Records from a collection:
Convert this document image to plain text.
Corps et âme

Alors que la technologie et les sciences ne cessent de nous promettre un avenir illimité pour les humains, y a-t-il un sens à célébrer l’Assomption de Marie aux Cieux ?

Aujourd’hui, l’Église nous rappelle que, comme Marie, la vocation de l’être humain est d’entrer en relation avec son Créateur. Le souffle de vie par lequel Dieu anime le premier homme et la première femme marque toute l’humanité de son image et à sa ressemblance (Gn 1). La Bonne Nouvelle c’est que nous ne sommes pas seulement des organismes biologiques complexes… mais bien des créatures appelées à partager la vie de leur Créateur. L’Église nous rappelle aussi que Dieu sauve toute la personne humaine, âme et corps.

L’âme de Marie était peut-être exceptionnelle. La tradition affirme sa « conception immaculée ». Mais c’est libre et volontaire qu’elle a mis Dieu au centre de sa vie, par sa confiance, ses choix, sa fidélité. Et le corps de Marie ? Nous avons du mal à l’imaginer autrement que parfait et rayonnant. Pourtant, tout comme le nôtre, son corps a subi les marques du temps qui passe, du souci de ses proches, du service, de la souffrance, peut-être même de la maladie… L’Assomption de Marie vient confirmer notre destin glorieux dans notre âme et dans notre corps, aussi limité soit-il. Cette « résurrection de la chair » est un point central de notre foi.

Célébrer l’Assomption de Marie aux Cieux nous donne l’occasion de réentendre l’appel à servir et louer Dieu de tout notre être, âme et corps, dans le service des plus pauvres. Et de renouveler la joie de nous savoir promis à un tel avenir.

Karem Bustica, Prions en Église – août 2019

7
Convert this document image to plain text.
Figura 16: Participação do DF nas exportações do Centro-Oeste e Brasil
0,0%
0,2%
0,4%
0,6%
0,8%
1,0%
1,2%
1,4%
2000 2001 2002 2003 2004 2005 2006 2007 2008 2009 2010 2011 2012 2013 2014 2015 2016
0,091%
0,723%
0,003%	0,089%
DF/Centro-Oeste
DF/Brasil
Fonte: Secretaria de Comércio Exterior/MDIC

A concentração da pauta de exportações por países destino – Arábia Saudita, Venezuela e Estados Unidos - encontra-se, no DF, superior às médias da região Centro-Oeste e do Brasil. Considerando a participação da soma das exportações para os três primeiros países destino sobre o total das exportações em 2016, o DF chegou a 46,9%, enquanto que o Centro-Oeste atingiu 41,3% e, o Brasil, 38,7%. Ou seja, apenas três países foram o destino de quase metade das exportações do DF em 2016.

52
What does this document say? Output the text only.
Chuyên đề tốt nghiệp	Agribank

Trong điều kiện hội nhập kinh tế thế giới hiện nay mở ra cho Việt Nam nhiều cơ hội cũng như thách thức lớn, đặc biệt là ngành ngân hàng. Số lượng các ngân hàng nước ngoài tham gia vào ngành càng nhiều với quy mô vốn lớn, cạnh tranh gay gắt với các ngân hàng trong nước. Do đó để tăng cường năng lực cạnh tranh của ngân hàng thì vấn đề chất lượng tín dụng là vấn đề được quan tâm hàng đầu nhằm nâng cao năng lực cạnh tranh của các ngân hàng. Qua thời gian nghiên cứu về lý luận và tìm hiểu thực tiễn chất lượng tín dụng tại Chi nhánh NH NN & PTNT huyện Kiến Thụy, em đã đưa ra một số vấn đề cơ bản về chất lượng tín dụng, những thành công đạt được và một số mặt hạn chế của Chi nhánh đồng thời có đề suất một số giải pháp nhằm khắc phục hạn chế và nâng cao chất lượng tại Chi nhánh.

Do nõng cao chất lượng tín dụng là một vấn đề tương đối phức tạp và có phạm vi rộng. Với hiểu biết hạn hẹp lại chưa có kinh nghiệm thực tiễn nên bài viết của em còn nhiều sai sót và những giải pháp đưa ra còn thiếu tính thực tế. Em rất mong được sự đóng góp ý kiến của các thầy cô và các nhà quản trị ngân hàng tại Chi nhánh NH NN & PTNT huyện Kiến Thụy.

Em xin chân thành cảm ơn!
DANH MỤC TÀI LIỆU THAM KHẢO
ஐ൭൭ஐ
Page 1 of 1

_What is needed:_
All of the entries above must be quoted exactly.

_The result:_
Convert this document image to plain text.
Corps et âme

Alors que la technologie et les sciences ne cessent de nous promettre un avenir illimité pour les humains, y a-t-il un sens à célébrer l’Assomption de Marie aux Cieux ?

Aujourd’hui, l’Église nous rappelle que, comme Marie, la vocation de l’être humain est d’entrer en relation avec son Créateur. Le souffle de vie par lequel Dieu anime le premier homme et la première femme marque toute l’humanité de son image et à sa ressemblance (Gn 1). La Bonne Nouvelle c’est que nous ne sommes pas seulement des organismes biologiques complexes… mais bien des créatures appelées à partager la vie de leur Créateur. L’Église nous rappelle aussi que Dieu sauve toute la personne humaine, âme et corps.

L’âme de Marie était peut-être exceptionnelle. La tradition affirme sa « conception immaculée ». Mais c’est libre et volontaire qu’elle a mis Dieu au centre de sa vie, par sa confiance, ses choix, sa fidélité. Et le corps de Marie ? Nous avons du mal à l’imaginer autrement que parfait et rayonnant. Pourtant, tout comme le nôtre, son corps a subi les marques du temps qui passe, du souci de ses proches, du service, de la souffrance, peut-être même de la maladie… L’Assomption de Marie vient confirmer notre destin glorieux dans notre âme et dans notre corps, aussi limité soit-il. Cette « résurrection de la chair » est un point central de notre foi.

Célébrer l’Assomption de Marie aux Cieux nous donne l’occasion de réentendre l’appel à servir et louer Dieu de tout notre être, âme et corps, dans le service des plus pauvres. Et de renouveler la joie de nous savoir promis à un tel avenir.

Karem Bustica, Prions en Église – août 2019

7
Convert this document image to plain text.
Figura 16: Participação do DF nas exportações do Centro-Oeste e Brasil
0,0%
0,2%
0,4%
0,6%
0,8%
1,0%
1,2%
1,4%
2000 2001 2002 2003 2004 2005 2006 2007 2008 2009 2010 2011 2012 2013 2014 2015 2016
0,091%
0,723%
0,003%	0,089%
DF/Centro-Oeste
DF/Brasil
Fonte: Secretaria de Comércio Exterior/MDIC

A concentração da pauta de exportações por países destino – Arábia Saudita, Venezuela e Estados Unidos - encontra-se, no DF, superior às médias da região Centro-Oeste e do Brasil. Considerando a participação da soma das exportações para os três primeiros países destino sobre o total das exportações em 2016, o DF chegou a 46,9%, enquanto que o Centro-Oeste atingiu 41,3% e, o Brasil, 38,7%. Ou seja, apenas três países foram o destino de quase metade das exportações do DF em 2016.

52
What does this document say? Output the text only.
Chuyên đề tốt nghiệp	Agribank

Trong điều kiện hội nhập kinh tế thế giới hiện nay mở ra cho Việt Nam nhiều cơ hội cũng như thách thức lớn, đặc biệt là ngành ngân hàng. Số lượng các ngân hàng nước ngoài tham gia vào ngành càng nhiều với quy mô vốn lớn, cạnh tranh gay gắt với các ngân hàng trong nước. Do đó để tăng cường năng lực cạnh tranh của ngân hàng thì vấn đề chất lượng tín dụng là vấn đề được quan tâm hàng đầu nhằm nâng cao năng lực cạnh tranh của các ngân hàng. Qua thời gian nghiên cứu về lý luận và tìm hiểu thực tiễn chất lượng tín dụng tại Chi nhánh NH NN & PTNT huyện Kiến Thụy, em đã đưa ra một số vấn đề cơ bản về chất lượng tín dụng, những thành công đạt được và một số mặt hạn chế của Chi nhánh đồng thời có đề suất một số giải pháp nhằm khắc phục hạn chế và nâng cao chất lượng tại Chi nhánh.

Do nõng cao chất lượng tín dụng là một vấn đề tương đối phức tạp và có phạm vi rộng. Với hiểu biết hạn hẹp lại chưa có kinh nghiệm thực tiễn nên bài viết của em còn nhiều sai sót và những giải pháp đưa ra còn thiếu tính thực tế. Em rất mong được sự đóng góp ý kiến của các thầy cô và các nhà quản trị ngân hàng tại Chi nhánh NH NN & PTNT huyện Kiến Thụy.

Em xin chân thành cảm ơn!
DANH MỤC TÀI LIỆU THAM KHẢO
ஐ൭൭ஐ
Page 1 of 1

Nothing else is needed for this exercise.